What do the lines say from the one containing "Extract all readable text from this page." to the end of the records? Restate them word for word, and only those.
+===+
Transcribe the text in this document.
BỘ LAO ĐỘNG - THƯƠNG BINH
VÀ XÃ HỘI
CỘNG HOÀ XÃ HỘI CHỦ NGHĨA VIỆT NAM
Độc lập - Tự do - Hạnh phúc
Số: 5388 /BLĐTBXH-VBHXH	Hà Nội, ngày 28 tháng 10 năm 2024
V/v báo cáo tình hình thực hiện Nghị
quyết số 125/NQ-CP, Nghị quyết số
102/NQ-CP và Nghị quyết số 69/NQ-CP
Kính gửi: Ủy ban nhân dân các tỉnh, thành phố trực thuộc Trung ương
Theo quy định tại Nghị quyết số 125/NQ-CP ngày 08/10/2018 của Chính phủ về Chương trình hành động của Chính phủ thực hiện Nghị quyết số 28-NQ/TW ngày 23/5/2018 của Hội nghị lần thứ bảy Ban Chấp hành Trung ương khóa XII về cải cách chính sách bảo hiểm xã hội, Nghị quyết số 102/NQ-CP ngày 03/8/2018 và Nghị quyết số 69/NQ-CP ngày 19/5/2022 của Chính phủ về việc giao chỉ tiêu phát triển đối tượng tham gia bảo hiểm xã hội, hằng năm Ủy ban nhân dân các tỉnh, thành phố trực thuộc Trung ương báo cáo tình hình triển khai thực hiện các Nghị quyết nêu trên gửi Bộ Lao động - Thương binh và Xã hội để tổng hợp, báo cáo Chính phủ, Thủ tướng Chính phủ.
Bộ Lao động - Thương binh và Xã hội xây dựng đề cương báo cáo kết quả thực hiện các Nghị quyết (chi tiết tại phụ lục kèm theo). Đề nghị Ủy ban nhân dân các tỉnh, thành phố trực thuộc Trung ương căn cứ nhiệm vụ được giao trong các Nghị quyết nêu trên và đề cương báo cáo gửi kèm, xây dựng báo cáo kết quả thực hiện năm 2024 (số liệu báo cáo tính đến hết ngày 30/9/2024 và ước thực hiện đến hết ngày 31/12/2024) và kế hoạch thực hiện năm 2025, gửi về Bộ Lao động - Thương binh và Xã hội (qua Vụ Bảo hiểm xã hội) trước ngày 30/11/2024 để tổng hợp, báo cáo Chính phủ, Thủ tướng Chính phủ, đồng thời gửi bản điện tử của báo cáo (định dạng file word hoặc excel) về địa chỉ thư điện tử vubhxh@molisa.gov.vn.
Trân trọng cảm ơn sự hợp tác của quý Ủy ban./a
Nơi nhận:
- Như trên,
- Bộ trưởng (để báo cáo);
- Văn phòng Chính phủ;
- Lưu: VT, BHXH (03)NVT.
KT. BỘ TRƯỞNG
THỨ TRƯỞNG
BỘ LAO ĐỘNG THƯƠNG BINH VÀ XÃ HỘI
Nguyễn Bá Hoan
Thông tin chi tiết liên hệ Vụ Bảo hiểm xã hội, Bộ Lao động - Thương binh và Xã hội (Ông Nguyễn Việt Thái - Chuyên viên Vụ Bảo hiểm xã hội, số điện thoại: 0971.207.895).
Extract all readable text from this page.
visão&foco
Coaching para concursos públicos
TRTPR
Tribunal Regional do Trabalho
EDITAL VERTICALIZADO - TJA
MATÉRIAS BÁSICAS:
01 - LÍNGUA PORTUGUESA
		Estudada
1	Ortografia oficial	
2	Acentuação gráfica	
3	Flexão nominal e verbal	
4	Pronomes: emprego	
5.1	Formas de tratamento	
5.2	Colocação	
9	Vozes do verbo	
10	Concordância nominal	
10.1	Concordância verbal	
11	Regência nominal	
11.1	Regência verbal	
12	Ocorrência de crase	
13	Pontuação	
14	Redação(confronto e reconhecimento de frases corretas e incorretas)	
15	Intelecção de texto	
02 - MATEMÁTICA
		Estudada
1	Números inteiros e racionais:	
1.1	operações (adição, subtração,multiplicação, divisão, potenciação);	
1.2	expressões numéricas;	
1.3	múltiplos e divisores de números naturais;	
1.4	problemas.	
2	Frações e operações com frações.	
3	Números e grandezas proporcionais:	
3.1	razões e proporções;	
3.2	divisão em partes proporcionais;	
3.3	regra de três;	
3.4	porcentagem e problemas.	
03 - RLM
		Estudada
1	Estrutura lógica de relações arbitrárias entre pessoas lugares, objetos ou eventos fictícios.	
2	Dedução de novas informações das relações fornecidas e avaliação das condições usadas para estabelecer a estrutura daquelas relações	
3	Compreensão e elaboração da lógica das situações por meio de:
+===+
### RESULT OF THE TASK
Extract all readable text from this page.
visão&foco
Coaching para concursos públicos
TRTPR
Tribunal Regional do Trabalho
EDITAL VERTICALIZADO - TJA
MATÉRIAS BÁSICAS:
01 - LÍNGUA PORTUGUESA
		Estudada
1	Ortografia oficial	
2	Acentuação gráfica	
3	Flexão nominal e verbal	
4	Pronomes: emprego	
5.1	Formas de tratamento	
5.2	Colocação	
9	Vozes do verbo	
10	Concordância nominal	
10.1	Concordância verbal	
11	Regência nominal	
11.1	Regência verbal	
12	Ocorrência de crase	
13	Pontuação	
14	Redação(confronto e reconhecimento de frases corretas e incorretas)	
15	Intelecção de texto	
02 - MATEMÁTICA
		Estudada
1	Números inteiros e racionais:	
1.1	operações (adição, subtração,multiplicação, divisão, potenciação);	
1.2	expressões numéricas;	
1.3	múltiplos e divisores de números naturais;	
1.4	problemas.	
2	Frações e operações com frações.	
3	Números e grandezas proporcionais:	
3.1	razões e proporções;	
3.2	divisão em partes proporcionais;	
3.3	regra de três;	
3.4	porcentagem e problemas.	
03 - RLM
		Estudada
1	Estrutura lógica de relações arbitrárias entre pessoas lugares, objetos ou eventos fictícios.	
2	Dedução de novas informações das relações fornecidas e avaliação das condições usadas para estabelecer a estrutura daquelas relações	
3	Compreensão e elaboração da lógica das situações por meio de:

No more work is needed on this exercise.